━━━ Exercise data

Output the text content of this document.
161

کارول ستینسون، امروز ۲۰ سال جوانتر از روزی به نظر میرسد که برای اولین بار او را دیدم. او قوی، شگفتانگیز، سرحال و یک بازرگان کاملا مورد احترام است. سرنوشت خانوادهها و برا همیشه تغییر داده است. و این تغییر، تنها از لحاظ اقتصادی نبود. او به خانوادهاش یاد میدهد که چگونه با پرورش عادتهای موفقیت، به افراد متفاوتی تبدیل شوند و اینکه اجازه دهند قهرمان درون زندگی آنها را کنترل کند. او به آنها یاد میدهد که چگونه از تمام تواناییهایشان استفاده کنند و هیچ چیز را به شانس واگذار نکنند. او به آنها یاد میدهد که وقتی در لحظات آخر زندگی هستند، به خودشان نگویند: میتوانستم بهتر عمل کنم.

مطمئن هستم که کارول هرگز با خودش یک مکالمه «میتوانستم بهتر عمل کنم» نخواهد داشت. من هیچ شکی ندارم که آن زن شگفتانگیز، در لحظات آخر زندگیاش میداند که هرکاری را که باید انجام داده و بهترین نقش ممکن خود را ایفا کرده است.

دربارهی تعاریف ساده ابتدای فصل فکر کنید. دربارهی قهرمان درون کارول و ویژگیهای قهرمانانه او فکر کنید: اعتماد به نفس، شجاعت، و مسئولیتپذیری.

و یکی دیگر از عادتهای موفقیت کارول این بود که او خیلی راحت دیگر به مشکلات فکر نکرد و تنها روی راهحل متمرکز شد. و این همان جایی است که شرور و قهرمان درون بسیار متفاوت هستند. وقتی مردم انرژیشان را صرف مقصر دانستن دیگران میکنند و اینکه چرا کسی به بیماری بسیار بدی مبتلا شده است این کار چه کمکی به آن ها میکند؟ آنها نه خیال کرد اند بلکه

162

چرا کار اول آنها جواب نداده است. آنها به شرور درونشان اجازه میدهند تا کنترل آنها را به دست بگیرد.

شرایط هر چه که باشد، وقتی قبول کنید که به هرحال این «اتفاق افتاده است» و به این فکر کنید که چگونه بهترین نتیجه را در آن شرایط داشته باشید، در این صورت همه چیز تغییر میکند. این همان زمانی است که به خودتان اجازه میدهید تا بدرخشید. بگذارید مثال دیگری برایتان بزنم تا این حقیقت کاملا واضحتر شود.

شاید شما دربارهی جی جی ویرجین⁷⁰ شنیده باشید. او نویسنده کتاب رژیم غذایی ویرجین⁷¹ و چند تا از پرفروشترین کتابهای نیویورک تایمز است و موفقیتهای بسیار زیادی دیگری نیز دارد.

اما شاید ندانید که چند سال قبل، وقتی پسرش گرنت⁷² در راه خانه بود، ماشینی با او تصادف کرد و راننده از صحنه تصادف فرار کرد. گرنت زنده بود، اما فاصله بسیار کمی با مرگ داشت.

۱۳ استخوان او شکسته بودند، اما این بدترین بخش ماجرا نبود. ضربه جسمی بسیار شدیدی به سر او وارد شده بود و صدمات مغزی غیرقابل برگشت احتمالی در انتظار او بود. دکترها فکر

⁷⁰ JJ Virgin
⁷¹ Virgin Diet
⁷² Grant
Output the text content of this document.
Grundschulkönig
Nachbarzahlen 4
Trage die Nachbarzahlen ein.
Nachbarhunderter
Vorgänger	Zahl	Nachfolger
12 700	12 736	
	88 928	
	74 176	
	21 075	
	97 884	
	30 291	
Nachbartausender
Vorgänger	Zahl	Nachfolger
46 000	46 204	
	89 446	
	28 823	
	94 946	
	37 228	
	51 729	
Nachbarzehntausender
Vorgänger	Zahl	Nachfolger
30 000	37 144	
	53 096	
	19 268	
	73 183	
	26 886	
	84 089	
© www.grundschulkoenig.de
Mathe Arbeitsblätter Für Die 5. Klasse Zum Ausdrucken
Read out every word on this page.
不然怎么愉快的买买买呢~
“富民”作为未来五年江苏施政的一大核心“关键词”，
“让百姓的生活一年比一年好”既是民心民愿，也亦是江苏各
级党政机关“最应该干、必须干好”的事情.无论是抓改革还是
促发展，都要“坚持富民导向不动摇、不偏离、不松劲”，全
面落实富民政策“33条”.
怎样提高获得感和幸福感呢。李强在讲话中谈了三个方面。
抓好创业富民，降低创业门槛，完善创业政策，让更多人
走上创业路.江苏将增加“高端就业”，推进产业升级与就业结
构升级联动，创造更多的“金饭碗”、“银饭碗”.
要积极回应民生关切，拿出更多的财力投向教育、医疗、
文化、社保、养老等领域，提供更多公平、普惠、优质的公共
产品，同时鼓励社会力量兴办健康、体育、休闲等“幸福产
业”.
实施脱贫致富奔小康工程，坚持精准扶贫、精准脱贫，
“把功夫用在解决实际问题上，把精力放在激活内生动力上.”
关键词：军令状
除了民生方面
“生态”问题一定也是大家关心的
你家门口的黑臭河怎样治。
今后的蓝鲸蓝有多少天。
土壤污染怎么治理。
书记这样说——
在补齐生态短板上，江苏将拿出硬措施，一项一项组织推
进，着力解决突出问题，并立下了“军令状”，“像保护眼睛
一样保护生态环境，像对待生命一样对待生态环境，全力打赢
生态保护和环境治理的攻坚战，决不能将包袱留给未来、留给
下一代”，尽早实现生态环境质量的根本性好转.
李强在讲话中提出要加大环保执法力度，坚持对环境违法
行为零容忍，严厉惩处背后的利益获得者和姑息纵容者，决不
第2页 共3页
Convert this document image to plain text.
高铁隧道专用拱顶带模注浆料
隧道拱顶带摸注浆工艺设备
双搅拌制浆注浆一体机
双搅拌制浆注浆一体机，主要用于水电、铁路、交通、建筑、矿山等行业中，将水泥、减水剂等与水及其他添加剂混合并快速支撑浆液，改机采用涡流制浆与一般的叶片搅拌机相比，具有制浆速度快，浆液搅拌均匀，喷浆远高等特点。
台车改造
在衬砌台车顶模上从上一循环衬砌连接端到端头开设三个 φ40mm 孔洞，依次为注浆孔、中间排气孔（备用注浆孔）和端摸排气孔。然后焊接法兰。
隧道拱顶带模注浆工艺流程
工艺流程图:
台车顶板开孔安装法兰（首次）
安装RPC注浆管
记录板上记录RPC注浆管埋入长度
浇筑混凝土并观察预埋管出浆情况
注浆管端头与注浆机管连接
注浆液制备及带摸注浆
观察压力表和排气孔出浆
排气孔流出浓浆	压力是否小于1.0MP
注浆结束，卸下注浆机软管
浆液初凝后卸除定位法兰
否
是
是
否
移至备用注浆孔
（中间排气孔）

━━━━━━

What you are asked to do
Copy every line above that holds the word "میکند".

Answer
و یکی دیگر از عادتهای موفقیت کارول این بود که او خیلی راحت دیگر به مشکلات فکر نکرد و تنها روی راهحل متمرکز شد. و این همان جایی است که شرور و قهرمان درون بسیار متفاوت هستند. وقتی مردم انرژیشان را صرف مقصر دانستن دیگران میکنند و اینکه چرا کسی به بیماری بسیار بدی مبتلا شده است این کار چه کمکی به آن ها میکند؟ آنها نه خیال کرد اند بلکه
شرایط هر چه که باشد، وقتی قبول کنید که به هرحال این «اتفاق افتاده است» و به این فکر کنید که چگونه بهترین نتیجه را در آن شرایط داشته باشید، در این صورت همه چیز تغییر میکند. این همان زمانی است که به خودتان اجازه میدهید تا بدرخشید. بگذارید مثال دیگری برایتان بزنم تا این حقیقت کاملا واضحتر شود.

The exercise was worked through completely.